(PROBLEM TO WORK ON): Quote the data below in full, minus the images.

— Start —

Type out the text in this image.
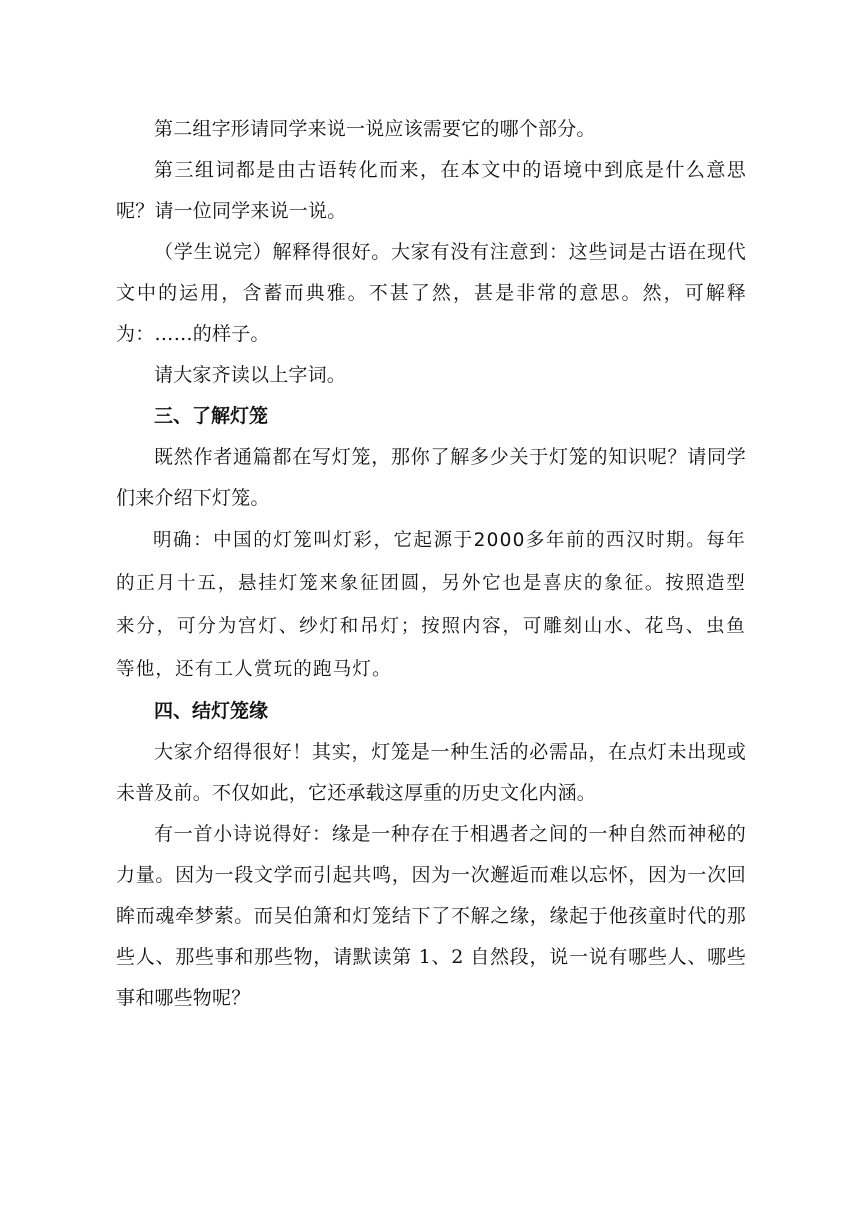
第二组字形请同学来说一说应该需要它的哪个部分。

第三组词都是由古语转化而来，在本文中的语境中到底是什么意思呢？请一位同学来说一说。

（学生说完）解释得很好。大家有没有注意到：这些词是古语在现代文中的运用，含蓄而典雅。不甚了然，甚是非常的意思。然，可解释为：……的样子。

请大家齐读以上字词。

三、了解灯笼

既然作者通篇都在写灯笼，那你了解多少关于灯笼的知识呢？请同学们来介绍下灯笼。

明确：中国的灯笼叫灯彩，它起源于2000多年前的西汉时期。每年的正月十五，悬挂灯笼来象征团圆，另外它也是喜庆的象征。按照造型来分，可分为宫灯、纱灯和吊灯；按照内容，可雕刻山水、花鸟、虫鱼等他，还有工人赏玩的跑马灯。

四、结灯笼缘

大家介绍得很好！其实，灯笼是一种生活的必需品，在点灯未出现或未普及前。不仅如此，它还承载这厚重的历史文化内涵。

有一首小诗说得好：缘是一种存在于相遇者之间的一种自然而神秘的力量。因为一段文学而引起共鸣，因为一次邂逅而难以忘怀，因为一次回眸而魂牵梦萦。而吴伯箫和灯笼结下了不解之缘，缘起于他孩童时代的那些人、那些事和那些物，请默读第 1、2 自然段，说一说有哪些人、哪些事和哪些物呢？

— End —

(EXPECTED ANSWER):
Type out the text in this image.
第二组字形请同学来说一说应该需要它的哪个部分。

第三组词都是由古语转化而来，在本文中的语境中到底是什么意思呢？请一位同学来说一说。

（学生说完）解释得很好。大家有没有注意到：这些词是古语在现代文中的运用，含蓄而典雅。不甚了然，甚是非常的意思。然，可解释为：……的样子。

请大家齐读以上字词。

三、了解灯笼

既然作者通篇都在写灯笼，那你了解多少关于灯笼的知识呢？请同学们来介绍下灯笼。

明确：中国的灯笼叫灯彩，它起源于2000多年前的西汉时期。每年的正月十五，悬挂灯笼来象征团圆，另外它也是喜庆的象征。按照造型来分，可分为宫灯、纱灯和吊灯；按照内容，可雕刻山水、花鸟、虫鱼等他，还有工人赏玩的跑马灯。

四、结灯笼缘

大家介绍得很好！其实，灯笼是一种生活的必需品，在点灯未出现或未普及前。不仅如此，它还承载这厚重的历史文化内涵。

有一首小诗说得好：缘是一种存在于相遇者之间的一种自然而神秘的力量。因为一段文学而引起共鸣，因为一次邂逅而难以忘怀，因为一次回眸而魂牵梦萦。而吴伯箫和灯笼结下了不解之缘，缘起于他孩童时代的那些人、那些事和那些物，请默读第 1、2 自然段，说一说有哪些人、哪些事和哪些物呢？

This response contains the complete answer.